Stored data
— begin —
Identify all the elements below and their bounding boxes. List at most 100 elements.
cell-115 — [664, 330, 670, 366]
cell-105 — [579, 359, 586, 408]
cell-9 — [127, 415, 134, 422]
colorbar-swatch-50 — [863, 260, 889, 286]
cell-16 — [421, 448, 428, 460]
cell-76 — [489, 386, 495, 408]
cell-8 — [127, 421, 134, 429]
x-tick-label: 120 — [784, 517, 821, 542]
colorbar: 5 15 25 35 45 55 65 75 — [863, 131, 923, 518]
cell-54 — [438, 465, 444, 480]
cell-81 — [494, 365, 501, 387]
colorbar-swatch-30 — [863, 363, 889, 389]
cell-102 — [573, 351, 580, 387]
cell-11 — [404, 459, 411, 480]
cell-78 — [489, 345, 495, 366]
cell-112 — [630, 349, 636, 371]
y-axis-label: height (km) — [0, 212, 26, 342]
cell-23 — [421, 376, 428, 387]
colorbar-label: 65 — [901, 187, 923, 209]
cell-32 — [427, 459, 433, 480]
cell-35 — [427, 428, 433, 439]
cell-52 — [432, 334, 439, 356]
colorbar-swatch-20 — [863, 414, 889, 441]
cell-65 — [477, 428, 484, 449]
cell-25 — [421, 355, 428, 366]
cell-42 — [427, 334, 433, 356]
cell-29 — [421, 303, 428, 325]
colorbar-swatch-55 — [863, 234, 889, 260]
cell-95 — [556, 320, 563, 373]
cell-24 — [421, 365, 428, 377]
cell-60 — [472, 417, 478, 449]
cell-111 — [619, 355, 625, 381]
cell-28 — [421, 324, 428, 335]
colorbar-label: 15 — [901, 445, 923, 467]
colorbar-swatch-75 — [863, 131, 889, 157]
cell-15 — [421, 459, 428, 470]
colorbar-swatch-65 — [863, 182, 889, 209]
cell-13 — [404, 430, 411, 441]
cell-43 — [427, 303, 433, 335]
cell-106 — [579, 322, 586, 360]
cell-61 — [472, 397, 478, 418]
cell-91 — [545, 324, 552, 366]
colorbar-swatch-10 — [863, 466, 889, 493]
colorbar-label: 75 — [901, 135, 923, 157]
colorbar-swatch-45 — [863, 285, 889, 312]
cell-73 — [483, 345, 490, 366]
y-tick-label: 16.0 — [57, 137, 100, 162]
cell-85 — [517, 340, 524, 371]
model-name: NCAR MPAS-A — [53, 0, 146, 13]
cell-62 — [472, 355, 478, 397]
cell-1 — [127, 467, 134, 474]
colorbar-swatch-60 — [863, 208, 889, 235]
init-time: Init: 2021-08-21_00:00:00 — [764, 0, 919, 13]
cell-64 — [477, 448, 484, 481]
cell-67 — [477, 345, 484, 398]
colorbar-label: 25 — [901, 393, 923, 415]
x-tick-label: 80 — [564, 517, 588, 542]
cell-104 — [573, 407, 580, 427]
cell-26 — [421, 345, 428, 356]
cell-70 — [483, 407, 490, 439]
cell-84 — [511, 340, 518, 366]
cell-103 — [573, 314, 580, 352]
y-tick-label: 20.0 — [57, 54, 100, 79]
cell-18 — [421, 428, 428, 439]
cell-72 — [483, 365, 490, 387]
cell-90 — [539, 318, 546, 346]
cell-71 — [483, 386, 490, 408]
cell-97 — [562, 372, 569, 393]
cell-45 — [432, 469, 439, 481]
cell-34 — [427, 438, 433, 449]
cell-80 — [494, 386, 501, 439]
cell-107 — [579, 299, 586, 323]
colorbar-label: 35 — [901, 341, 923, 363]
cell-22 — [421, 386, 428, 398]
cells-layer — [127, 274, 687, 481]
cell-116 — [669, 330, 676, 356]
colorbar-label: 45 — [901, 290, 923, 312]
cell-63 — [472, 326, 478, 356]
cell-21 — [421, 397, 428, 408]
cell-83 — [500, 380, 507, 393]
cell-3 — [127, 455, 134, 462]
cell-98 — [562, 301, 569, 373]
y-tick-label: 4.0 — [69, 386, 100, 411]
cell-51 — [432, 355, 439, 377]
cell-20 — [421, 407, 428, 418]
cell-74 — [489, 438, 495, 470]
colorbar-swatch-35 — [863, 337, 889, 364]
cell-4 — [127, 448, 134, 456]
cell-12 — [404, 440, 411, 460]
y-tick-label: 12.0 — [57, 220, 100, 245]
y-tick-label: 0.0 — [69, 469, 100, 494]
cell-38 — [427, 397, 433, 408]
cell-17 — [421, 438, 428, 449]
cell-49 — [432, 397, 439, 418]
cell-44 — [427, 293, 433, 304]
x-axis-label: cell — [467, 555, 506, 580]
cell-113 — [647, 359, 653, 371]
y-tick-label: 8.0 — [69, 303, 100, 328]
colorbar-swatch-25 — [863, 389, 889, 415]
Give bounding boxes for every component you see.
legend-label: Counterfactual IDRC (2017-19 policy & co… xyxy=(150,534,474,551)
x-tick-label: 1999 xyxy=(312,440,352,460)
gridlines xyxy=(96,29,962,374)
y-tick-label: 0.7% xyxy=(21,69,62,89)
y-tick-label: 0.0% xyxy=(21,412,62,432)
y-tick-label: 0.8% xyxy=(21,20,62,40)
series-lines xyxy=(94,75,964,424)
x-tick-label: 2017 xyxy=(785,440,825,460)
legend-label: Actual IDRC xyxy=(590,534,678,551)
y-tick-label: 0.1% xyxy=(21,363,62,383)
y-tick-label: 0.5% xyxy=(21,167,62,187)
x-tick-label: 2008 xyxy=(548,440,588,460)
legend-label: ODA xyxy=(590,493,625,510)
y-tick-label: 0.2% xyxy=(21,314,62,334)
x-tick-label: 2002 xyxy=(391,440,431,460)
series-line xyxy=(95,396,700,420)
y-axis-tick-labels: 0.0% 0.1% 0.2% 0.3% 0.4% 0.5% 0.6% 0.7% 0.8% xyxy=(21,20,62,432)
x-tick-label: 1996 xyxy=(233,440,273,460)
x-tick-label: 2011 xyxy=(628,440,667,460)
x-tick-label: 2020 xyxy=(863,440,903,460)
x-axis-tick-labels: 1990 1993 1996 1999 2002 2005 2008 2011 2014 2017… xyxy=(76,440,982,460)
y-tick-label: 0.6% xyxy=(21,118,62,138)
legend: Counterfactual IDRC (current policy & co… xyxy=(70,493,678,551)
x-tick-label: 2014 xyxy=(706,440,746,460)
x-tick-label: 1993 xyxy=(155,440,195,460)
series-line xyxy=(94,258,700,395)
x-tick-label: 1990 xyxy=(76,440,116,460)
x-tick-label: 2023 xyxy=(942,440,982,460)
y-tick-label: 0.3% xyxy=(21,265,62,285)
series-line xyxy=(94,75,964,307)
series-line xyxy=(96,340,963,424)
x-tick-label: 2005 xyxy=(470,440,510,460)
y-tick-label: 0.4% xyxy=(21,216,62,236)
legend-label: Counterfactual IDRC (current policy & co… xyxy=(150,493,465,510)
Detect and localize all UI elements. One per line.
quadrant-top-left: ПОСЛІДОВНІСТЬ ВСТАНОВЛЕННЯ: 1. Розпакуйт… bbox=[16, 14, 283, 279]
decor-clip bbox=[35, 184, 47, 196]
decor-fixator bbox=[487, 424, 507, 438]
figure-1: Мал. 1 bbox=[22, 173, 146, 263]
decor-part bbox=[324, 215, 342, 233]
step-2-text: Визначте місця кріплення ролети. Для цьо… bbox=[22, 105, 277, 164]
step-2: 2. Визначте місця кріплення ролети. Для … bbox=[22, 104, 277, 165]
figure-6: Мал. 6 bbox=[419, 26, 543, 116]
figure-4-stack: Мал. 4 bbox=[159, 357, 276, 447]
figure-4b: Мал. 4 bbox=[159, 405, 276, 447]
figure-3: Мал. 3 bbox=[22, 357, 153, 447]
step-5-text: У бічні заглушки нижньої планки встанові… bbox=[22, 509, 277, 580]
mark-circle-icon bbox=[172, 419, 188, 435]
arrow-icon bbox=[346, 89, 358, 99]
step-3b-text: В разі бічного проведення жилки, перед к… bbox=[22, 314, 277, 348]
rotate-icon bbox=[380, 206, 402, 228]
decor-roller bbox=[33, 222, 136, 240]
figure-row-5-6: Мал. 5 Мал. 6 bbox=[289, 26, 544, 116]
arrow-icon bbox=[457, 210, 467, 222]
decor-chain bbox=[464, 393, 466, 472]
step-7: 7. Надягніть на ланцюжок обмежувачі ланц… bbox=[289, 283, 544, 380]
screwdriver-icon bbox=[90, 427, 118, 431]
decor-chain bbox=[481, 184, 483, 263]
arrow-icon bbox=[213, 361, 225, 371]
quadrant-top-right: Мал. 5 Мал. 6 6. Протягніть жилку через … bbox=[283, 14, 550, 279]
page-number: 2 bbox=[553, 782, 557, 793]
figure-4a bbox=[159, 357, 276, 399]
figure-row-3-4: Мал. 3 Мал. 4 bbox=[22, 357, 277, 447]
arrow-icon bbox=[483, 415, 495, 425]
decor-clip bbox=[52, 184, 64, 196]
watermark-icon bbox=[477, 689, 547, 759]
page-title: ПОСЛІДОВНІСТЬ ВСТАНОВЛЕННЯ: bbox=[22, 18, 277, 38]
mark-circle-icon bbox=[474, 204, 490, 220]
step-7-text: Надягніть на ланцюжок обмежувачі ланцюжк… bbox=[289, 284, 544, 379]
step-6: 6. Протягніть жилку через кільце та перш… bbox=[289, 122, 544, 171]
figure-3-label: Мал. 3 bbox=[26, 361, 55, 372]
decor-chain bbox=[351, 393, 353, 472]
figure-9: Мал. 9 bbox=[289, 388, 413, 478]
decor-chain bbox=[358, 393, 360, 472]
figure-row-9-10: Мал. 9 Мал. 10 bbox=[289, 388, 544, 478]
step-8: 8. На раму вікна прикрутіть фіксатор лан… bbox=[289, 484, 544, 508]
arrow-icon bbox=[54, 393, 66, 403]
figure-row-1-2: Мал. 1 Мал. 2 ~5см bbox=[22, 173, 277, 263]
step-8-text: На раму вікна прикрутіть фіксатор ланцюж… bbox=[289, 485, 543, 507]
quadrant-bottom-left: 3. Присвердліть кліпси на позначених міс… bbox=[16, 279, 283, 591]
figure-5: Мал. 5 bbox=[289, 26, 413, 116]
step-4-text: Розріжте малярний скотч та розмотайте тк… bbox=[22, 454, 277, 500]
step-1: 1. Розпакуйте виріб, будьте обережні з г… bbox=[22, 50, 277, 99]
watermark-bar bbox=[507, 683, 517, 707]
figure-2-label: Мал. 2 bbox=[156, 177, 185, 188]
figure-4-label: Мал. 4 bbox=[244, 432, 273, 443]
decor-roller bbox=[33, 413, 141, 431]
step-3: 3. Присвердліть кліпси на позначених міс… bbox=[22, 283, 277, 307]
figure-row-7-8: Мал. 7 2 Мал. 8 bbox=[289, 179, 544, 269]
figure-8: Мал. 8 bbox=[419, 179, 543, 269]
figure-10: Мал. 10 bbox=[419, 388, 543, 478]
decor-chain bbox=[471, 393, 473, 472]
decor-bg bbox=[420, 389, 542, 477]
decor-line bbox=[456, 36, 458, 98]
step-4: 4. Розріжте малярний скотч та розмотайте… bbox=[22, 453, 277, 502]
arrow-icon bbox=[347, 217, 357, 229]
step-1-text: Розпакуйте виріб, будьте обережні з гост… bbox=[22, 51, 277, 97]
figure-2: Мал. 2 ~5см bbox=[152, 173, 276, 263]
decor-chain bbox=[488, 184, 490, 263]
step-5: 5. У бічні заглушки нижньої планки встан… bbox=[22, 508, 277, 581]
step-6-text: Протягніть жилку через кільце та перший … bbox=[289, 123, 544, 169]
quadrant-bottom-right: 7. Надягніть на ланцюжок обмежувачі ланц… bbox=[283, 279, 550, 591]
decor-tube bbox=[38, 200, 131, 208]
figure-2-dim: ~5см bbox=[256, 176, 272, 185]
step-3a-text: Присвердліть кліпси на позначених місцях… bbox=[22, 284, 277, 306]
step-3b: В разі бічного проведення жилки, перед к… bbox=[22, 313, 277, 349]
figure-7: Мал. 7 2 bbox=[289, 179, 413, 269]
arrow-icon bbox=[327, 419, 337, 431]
— end —
Goal:
Convert the data into a Markdown table with columns named Row and Line, putting a row number and the line on each row. Start at the first line of the data and continue through the line containing "colorbar: 5 15", including both ends and leaving out any blank lines.

Completed exercise:
| Row | Line |
|---|---|
| 1 | Identify all the elements below and their bounding boxes. List at most 100 elements. |
| 2 | cell-115 — [664, 330, 670, 366] |
| 3 | cell-105 — [579, 359, 586, 408] |
| 4 | cell-9 — [127, 415, 134, 422] |
| 5 | colorbar-swatch-50 — [863, 260, 889, 286] |
| 6 | cell-16 — [421, 448, 428, 460] |
| 7 | cell-76 — [489, 386, 495, 408] |
| 8 | cell-8 — [127, 421, 134, 429] |
| 9 | x-tick-label: 120 — [784, 517, 821, 542] |
| 10 | colorbar: 5 15 25 35 45 55 65 75 — [863, 131, 923, 518] |